**Short exercise**
Copy out the listing that follows exactly, dropping every picture.

**Material for this exercise**

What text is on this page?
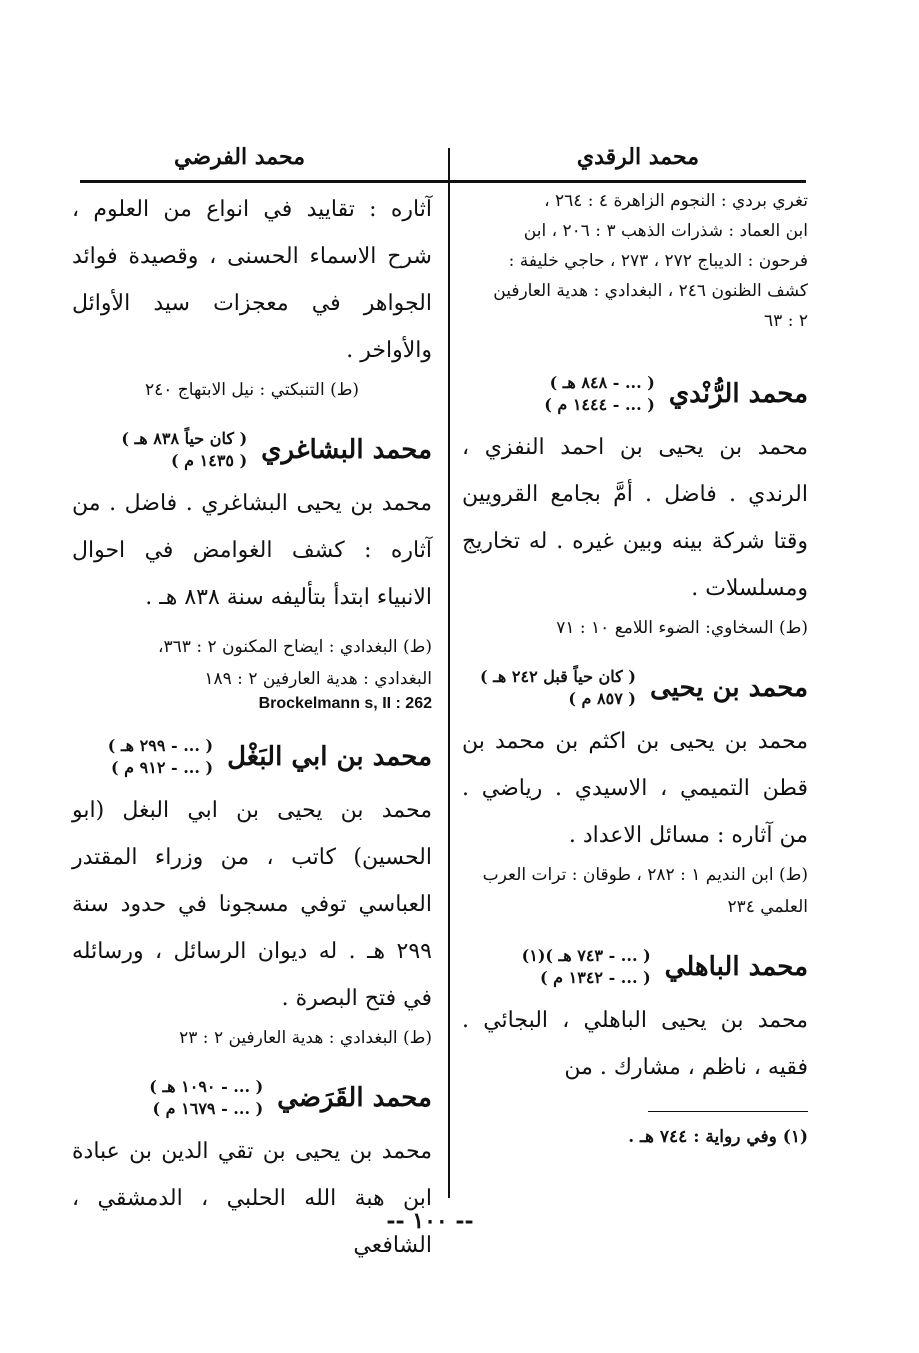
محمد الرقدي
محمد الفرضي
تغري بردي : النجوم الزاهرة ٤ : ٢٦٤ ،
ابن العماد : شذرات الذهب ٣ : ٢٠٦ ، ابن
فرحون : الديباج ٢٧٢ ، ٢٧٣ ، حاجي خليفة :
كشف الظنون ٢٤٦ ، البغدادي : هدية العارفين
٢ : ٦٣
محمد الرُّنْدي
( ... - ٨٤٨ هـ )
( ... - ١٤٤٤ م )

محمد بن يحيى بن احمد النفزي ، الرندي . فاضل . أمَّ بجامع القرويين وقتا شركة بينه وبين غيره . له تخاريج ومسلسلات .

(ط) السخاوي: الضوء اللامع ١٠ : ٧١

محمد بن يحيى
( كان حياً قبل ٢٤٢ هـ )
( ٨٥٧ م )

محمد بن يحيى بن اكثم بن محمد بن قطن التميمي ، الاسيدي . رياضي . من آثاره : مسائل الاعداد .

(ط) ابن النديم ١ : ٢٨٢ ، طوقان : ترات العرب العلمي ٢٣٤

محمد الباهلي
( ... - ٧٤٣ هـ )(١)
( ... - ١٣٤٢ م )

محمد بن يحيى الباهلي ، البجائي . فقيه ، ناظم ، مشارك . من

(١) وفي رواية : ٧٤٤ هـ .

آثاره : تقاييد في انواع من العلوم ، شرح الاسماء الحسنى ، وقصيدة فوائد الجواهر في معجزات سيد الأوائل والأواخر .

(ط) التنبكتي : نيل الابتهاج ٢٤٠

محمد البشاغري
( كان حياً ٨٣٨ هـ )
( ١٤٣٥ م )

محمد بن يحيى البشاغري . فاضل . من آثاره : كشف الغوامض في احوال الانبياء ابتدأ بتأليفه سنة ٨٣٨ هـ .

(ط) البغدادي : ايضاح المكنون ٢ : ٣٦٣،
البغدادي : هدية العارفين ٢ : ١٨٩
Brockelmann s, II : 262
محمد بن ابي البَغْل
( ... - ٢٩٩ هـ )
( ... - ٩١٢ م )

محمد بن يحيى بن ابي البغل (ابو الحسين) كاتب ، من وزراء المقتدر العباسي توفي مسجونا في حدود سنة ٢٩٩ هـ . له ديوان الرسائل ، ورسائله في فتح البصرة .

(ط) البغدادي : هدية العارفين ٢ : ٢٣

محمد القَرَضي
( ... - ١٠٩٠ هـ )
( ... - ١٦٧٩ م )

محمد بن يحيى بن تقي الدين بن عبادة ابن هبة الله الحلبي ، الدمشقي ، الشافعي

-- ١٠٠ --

**Answer below**
What text is on this page?
محمد الرقدي
محمد الفرضي
تغري بردي : النجوم الزاهرة ٤ : ٢٦٤ ،
ابن العماد : شذرات الذهب ٣ : ٢٠٦ ، ابن
فرحون : الديباج ٢٧٢ ، ٢٧٣ ، حاجي خليفة :
كشف الظنون ٢٤٦ ، البغدادي : هدية العارفين
٢ : ٦٣
محمد الرُّنْدي
( ... - ٨٤٨ هـ )
( ... - ١٤٤٤ م )

محمد بن يحيى بن احمد النفزي ، الرندي . فاضل . أمَّ بجامع القرويين وقتا شركة بينه وبين غيره . له تخاريج ومسلسلات .

(ط) السخاوي: الضوء اللامع ١٠ : ٧١

محمد بن يحيى
( كان حياً قبل ٢٤٢ هـ )
( ٨٥٧ م )

محمد بن يحيى بن اكثم بن محمد بن قطن التميمي ، الاسيدي . رياضي . من آثاره : مسائل الاعداد .

(ط) ابن النديم ١ : ٢٨٢ ، طوقان : ترات العرب العلمي ٢٣٤

محمد الباهلي
( ... - ٧٤٣ هـ )(١)
( ... - ١٣٤٢ م )

محمد بن يحيى الباهلي ، البجائي . فقيه ، ناظم ، مشارك . من

(١) وفي رواية : ٧٤٤ هـ .

آثاره : تقاييد في انواع من العلوم ، شرح الاسماء الحسنى ، وقصيدة فوائد الجواهر في معجزات سيد الأوائل والأواخر .

(ط) التنبكتي : نيل الابتهاج ٢٤٠

محمد البشاغري
( كان حياً ٨٣٨ هـ )
( ١٤٣٥ م )

محمد بن يحيى البشاغري . فاضل . من آثاره : كشف الغوامض في احوال الانبياء ابتدأ بتأليفه سنة ٨٣٨ هـ .

(ط) البغدادي : ايضاح المكنون ٢ : ٣٦٣،
البغدادي : هدية العارفين ٢ : ١٨٩
Brockelmann s, II : 262
محمد بن ابي البَغْل
( ... - ٢٩٩ هـ )
( ... - ٩١٢ م )

محمد بن يحيى بن ابي البغل (ابو الحسين) كاتب ، من وزراء المقتدر العباسي توفي مسجونا في حدود سنة ٢٩٩ هـ . له ديوان الرسائل ، ورسائله في فتح البصرة .

(ط) البغدادي : هدية العارفين ٢ : ٢٣

محمد القَرَضي
( ... - ١٠٩٠ هـ )
( ... - ١٦٧٩ م )

محمد بن يحيى بن تقي الدين بن عبادة ابن هبة الله الحلبي ، الدمشقي ، الشافعي

-- ١٠٠ --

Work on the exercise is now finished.